*WHAT THE TASK REQUIRES:* Search the data below for the string "Городской". Extract every line that contains it.
§
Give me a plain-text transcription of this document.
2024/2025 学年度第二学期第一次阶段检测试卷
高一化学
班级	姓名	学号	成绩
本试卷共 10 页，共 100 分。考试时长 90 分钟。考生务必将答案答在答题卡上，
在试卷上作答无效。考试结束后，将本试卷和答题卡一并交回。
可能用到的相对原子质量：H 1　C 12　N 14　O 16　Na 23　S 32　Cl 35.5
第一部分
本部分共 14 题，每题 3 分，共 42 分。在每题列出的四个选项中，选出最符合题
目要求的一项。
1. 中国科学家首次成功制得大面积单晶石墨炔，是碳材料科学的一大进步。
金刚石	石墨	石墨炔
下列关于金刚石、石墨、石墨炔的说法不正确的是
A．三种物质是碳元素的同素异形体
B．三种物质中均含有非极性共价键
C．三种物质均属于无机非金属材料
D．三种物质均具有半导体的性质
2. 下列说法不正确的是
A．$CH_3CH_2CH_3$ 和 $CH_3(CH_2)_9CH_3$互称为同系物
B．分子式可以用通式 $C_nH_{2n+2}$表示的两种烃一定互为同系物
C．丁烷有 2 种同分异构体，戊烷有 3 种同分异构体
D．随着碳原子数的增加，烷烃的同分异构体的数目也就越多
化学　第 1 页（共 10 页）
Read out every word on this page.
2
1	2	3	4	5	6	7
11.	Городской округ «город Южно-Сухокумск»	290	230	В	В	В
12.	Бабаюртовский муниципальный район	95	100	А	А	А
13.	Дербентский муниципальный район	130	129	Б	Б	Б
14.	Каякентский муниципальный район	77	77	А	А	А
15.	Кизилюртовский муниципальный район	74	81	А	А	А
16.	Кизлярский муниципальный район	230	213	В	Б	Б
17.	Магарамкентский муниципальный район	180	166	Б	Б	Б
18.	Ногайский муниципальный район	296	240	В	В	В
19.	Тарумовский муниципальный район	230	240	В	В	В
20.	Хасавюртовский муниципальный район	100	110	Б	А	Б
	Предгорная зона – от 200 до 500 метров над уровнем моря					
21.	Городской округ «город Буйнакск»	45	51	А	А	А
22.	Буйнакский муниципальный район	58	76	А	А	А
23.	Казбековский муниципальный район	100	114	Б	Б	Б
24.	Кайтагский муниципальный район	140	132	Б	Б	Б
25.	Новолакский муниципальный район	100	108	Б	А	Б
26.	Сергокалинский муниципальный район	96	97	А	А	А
§
*THE RESULT:*
11.	Городской округ «город Южно-Сухокумск»	290	230	В	В	В
21.	Городской округ «город Буйнакск»	45	51	А	А	А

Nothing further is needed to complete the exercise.